Look for the string "month" and copy every line that has it.

◇ ◇ ◇ ◇ ◇ ◇ ◇

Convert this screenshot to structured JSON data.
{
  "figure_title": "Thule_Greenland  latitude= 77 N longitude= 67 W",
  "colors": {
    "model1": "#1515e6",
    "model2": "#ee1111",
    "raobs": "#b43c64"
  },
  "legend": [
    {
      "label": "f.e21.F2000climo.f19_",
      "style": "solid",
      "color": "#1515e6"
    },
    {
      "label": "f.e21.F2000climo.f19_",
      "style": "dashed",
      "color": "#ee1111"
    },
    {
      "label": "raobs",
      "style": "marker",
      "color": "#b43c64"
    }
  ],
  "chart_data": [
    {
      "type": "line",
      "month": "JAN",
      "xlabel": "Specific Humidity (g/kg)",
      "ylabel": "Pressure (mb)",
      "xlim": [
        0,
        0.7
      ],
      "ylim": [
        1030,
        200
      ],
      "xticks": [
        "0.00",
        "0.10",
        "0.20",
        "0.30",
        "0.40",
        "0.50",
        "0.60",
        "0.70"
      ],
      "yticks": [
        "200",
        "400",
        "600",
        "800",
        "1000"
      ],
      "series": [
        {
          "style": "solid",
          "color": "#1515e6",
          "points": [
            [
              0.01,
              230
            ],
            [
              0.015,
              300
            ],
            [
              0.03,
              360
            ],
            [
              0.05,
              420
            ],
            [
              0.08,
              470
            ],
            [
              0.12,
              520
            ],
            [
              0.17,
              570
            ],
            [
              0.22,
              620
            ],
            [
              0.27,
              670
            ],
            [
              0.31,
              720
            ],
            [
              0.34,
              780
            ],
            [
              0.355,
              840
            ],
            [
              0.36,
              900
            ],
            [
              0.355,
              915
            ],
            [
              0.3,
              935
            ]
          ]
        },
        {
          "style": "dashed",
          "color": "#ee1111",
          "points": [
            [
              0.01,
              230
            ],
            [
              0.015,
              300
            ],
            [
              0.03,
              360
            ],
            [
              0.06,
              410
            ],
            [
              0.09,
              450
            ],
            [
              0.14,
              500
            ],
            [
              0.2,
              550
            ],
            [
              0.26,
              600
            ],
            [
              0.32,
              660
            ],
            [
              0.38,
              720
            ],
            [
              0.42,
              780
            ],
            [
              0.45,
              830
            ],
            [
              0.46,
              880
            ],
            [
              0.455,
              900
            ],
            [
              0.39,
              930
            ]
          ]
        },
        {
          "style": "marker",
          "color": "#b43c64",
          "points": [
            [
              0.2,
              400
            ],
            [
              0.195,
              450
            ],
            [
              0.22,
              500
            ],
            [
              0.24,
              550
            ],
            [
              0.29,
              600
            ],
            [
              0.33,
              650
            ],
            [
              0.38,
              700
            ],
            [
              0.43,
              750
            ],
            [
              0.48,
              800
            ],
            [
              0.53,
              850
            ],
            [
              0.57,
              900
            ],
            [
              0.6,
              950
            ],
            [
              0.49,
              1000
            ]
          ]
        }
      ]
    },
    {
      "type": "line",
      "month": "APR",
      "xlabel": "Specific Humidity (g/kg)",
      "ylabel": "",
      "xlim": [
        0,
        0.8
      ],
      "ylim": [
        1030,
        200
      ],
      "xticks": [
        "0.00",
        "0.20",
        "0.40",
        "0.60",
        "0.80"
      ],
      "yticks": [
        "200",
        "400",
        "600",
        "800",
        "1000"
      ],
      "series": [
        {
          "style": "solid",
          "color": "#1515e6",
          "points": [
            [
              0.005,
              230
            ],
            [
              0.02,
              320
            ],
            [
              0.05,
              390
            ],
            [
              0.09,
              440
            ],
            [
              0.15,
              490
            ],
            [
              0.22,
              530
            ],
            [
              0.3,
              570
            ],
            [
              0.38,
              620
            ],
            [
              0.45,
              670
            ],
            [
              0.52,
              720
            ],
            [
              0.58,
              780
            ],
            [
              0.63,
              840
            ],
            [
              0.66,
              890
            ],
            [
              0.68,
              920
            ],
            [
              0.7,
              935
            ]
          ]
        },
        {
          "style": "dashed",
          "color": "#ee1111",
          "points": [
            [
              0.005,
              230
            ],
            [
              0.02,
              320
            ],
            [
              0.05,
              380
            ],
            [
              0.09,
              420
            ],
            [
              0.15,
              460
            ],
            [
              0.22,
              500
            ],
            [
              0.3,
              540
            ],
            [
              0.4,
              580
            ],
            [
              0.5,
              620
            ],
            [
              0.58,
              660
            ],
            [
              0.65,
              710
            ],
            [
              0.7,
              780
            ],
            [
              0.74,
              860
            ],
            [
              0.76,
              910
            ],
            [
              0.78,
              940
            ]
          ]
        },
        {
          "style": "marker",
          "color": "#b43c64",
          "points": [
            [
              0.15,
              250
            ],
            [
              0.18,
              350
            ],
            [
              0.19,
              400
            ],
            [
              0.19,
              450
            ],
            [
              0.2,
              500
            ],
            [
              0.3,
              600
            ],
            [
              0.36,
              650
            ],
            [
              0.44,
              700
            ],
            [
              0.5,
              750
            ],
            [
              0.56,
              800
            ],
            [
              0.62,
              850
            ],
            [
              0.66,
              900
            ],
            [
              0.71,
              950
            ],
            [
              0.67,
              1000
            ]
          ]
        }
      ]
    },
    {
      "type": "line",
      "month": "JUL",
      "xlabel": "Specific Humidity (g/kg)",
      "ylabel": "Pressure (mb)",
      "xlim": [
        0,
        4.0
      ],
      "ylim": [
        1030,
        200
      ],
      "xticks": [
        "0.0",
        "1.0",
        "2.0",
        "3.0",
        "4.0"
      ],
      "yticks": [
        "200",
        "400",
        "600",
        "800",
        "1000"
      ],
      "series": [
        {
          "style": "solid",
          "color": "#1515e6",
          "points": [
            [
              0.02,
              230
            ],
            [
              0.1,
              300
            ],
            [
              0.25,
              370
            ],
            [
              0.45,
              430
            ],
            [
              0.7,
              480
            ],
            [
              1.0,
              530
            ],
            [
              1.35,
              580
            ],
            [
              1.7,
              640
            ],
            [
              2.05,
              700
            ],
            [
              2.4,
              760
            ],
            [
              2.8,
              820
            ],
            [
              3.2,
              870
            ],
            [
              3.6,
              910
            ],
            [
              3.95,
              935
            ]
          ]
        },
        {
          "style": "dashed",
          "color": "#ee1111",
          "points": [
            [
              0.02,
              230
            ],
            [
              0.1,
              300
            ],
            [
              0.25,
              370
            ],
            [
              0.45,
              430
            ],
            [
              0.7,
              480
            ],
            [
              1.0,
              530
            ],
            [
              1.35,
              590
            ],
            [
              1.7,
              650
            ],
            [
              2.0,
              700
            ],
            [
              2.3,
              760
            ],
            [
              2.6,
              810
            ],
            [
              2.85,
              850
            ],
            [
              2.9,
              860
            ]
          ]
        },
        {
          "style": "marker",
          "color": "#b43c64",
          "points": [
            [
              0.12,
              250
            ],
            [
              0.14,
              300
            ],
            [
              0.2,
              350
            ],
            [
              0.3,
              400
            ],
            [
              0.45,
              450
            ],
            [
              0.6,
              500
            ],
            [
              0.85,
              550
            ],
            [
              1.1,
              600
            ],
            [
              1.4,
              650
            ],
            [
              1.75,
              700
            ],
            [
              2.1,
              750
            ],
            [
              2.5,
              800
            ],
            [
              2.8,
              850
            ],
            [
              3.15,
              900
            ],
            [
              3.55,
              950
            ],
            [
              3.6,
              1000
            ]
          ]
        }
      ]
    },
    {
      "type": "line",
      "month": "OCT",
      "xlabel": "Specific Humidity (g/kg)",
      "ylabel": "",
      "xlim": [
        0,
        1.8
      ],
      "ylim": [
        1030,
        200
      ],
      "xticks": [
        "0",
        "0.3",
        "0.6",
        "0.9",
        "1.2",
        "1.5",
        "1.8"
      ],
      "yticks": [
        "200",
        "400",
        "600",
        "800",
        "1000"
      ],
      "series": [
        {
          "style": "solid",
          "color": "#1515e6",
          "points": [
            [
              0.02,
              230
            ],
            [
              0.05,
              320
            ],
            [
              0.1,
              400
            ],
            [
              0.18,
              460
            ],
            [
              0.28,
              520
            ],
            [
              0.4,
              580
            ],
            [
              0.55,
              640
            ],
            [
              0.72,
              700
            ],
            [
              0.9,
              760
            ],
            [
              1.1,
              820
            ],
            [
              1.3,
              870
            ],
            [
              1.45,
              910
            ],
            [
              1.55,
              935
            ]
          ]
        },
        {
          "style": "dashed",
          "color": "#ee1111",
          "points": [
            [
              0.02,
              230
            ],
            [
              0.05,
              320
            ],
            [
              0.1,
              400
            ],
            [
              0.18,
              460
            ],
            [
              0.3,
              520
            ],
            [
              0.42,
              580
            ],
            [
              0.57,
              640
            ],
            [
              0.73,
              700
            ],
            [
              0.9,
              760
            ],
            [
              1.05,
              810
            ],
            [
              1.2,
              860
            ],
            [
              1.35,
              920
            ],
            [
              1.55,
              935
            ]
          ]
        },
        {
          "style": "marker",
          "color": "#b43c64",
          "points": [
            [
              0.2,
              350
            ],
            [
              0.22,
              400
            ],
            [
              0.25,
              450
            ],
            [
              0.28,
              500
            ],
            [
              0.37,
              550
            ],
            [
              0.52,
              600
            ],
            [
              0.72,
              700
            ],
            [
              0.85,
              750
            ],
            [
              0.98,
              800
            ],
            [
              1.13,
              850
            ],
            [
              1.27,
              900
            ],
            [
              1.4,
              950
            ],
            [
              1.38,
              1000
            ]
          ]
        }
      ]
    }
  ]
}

◇ ◇ ◇ ◇ ◇ ◇ ◇

* _Exercise response_:
      "month": "JAN",
      "month": "APR",
      "month": "JUL",
      "month": "OCT",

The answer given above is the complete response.